Set problem: Scan the material below for the string "this", and copy every line where it shows up.

Data entries for graphics:
==*==

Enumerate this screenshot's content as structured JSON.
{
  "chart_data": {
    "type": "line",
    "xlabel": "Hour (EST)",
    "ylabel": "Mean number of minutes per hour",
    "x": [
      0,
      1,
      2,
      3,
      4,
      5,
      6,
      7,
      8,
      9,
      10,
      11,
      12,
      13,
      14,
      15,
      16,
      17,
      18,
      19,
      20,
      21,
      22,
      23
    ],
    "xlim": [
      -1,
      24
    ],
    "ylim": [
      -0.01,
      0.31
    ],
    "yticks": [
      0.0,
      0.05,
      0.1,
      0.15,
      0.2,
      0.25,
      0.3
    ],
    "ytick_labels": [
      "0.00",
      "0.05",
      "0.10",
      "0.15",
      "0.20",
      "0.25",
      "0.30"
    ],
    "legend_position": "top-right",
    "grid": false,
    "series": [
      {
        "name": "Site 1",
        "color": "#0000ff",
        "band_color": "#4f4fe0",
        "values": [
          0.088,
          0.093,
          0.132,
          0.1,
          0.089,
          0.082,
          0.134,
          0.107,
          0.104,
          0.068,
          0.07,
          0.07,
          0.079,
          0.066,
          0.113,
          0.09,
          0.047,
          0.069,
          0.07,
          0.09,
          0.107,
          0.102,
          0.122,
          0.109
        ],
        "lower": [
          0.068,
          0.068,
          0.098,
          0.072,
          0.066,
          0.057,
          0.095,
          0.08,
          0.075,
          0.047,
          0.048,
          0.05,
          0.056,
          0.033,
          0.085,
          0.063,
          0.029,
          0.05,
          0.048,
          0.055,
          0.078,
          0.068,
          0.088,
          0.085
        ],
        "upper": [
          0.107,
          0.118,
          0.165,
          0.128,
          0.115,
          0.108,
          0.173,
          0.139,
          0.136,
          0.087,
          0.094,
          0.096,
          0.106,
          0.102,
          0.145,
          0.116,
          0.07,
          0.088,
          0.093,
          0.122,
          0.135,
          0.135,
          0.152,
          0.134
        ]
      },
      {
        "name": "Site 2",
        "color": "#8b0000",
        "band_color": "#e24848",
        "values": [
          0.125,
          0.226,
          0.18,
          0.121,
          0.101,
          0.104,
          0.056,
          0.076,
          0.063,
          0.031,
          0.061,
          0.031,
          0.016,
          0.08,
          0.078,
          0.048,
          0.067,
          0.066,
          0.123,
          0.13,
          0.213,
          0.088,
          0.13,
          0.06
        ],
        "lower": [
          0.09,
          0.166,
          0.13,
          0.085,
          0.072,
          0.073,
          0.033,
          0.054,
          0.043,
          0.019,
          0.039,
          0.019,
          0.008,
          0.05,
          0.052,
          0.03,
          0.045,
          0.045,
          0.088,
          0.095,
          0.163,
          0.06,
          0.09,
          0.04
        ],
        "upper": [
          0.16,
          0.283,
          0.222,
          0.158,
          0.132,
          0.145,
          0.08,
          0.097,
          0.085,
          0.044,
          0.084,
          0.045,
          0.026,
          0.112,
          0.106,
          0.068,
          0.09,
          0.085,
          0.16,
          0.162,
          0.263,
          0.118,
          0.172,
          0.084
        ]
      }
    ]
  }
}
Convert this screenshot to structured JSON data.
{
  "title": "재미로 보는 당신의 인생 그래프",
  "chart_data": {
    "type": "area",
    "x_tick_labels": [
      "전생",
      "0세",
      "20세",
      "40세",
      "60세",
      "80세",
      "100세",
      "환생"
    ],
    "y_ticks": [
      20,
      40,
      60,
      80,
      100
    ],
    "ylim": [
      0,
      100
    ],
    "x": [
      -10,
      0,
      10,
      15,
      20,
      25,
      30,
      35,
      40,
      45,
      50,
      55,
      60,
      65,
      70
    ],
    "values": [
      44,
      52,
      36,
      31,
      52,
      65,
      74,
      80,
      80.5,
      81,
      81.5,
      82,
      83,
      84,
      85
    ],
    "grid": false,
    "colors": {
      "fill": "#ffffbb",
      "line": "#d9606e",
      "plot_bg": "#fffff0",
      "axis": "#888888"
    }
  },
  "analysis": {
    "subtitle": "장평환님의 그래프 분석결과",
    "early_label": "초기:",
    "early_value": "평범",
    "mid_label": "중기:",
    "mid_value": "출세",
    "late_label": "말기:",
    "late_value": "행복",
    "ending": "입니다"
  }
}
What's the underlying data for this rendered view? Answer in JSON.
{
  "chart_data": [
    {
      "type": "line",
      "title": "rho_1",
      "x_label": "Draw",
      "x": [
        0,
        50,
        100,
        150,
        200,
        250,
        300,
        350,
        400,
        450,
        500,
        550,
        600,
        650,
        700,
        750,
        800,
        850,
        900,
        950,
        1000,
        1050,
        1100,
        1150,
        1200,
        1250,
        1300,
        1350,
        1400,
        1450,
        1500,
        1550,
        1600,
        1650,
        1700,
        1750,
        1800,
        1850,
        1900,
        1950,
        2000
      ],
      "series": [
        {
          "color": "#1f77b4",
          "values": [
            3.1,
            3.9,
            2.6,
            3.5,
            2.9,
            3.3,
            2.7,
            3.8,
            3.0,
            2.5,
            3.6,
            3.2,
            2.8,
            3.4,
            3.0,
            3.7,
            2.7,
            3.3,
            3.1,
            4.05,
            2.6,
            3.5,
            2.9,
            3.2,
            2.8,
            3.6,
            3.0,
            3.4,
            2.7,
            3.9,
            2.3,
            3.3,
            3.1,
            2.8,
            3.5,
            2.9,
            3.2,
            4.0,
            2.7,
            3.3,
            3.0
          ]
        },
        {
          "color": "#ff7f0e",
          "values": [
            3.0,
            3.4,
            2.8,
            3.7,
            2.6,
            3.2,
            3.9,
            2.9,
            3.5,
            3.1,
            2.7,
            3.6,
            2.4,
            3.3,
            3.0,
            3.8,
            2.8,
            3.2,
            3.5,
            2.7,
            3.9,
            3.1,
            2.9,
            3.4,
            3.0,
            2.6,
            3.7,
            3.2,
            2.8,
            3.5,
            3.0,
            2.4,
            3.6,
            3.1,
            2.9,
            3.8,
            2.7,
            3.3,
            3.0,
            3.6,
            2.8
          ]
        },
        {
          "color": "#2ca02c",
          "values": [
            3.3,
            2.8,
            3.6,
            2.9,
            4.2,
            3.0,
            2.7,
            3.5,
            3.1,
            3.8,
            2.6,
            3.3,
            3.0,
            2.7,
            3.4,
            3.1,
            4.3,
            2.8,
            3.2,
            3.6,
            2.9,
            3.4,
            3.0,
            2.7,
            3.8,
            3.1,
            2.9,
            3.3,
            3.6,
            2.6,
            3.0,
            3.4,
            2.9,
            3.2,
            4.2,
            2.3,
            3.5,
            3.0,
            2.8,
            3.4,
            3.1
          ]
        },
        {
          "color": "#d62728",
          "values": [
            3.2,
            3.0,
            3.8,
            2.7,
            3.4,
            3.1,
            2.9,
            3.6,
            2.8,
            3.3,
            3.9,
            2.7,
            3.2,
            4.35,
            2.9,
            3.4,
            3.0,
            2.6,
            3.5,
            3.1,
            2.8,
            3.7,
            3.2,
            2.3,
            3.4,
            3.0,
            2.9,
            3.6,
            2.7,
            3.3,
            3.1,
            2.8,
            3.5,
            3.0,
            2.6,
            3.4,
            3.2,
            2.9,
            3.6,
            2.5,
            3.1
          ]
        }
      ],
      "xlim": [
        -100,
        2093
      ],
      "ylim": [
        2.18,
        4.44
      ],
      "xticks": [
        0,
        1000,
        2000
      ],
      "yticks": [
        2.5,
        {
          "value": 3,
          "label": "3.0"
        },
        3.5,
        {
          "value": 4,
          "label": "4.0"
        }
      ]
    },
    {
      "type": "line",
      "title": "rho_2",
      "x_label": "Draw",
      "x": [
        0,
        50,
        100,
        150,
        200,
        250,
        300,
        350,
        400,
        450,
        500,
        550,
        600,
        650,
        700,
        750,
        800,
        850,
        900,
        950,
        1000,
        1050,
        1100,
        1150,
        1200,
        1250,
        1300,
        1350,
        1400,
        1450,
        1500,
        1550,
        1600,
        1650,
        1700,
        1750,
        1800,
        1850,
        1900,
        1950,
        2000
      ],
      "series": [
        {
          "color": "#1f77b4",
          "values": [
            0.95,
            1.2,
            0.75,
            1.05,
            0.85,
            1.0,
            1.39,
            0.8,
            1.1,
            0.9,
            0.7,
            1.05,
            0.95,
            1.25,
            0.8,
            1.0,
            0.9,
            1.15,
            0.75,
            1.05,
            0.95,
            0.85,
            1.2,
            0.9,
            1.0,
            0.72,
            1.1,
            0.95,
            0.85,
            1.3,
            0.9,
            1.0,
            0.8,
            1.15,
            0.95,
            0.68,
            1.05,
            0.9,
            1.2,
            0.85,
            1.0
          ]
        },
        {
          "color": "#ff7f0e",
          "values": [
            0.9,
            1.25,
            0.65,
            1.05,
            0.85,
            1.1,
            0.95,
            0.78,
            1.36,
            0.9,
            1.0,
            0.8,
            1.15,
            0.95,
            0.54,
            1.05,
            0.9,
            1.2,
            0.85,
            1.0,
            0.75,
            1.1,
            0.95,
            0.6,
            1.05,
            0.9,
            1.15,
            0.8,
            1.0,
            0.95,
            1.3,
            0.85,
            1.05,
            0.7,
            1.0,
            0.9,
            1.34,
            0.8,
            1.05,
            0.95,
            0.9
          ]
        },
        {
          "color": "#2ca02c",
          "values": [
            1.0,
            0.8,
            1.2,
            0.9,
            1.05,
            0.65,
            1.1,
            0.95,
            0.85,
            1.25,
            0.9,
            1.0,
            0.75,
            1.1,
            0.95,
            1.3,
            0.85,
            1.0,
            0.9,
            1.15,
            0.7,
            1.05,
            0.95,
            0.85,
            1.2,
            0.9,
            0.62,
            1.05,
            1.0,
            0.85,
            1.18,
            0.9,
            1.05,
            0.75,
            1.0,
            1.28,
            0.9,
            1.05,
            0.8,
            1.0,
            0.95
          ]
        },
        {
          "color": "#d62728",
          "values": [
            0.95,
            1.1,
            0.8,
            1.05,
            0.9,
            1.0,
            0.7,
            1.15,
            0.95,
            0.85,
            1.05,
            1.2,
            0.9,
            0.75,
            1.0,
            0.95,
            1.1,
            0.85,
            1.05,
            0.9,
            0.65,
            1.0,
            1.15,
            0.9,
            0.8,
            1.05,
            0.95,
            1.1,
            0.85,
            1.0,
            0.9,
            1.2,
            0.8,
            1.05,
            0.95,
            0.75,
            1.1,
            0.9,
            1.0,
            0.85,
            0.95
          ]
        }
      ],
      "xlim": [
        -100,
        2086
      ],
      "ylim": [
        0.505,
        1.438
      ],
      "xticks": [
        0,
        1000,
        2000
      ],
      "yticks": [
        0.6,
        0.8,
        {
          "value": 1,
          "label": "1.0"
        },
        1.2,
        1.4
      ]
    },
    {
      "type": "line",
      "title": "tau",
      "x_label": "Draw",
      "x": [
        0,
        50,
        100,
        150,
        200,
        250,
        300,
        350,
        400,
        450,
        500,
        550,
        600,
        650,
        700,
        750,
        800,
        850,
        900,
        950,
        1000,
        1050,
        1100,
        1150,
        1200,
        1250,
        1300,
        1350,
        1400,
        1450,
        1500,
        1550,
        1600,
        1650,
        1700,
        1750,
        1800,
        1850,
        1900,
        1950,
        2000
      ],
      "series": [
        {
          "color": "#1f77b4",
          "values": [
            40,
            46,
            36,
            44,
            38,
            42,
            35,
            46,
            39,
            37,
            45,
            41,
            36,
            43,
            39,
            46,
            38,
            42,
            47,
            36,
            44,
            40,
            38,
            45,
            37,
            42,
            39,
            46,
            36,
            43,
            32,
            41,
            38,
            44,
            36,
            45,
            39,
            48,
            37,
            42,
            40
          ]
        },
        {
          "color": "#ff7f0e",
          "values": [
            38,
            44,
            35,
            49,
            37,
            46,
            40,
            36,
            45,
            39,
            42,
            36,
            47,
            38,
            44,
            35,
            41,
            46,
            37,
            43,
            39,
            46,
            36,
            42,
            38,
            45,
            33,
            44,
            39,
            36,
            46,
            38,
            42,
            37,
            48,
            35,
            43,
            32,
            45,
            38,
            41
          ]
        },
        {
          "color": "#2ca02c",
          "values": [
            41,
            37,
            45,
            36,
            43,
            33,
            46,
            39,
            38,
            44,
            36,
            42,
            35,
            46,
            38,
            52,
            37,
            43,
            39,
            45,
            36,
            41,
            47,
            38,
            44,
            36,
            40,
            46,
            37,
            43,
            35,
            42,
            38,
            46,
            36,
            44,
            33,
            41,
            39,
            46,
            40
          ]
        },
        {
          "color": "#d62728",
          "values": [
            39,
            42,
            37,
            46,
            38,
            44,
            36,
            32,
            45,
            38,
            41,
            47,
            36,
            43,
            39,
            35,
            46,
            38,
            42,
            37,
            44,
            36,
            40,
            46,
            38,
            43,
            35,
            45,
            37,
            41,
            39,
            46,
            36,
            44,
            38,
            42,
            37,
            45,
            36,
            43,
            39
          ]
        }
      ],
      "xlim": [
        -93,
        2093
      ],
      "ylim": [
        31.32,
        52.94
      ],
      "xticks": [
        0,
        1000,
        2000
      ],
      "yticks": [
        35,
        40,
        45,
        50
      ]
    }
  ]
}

==*==

Reply:
Enumerate this screenshot's content as structured JSON.
Convert this screenshot to structured JSON data.
What's the underlying data for this rendered view? Answer in JSON.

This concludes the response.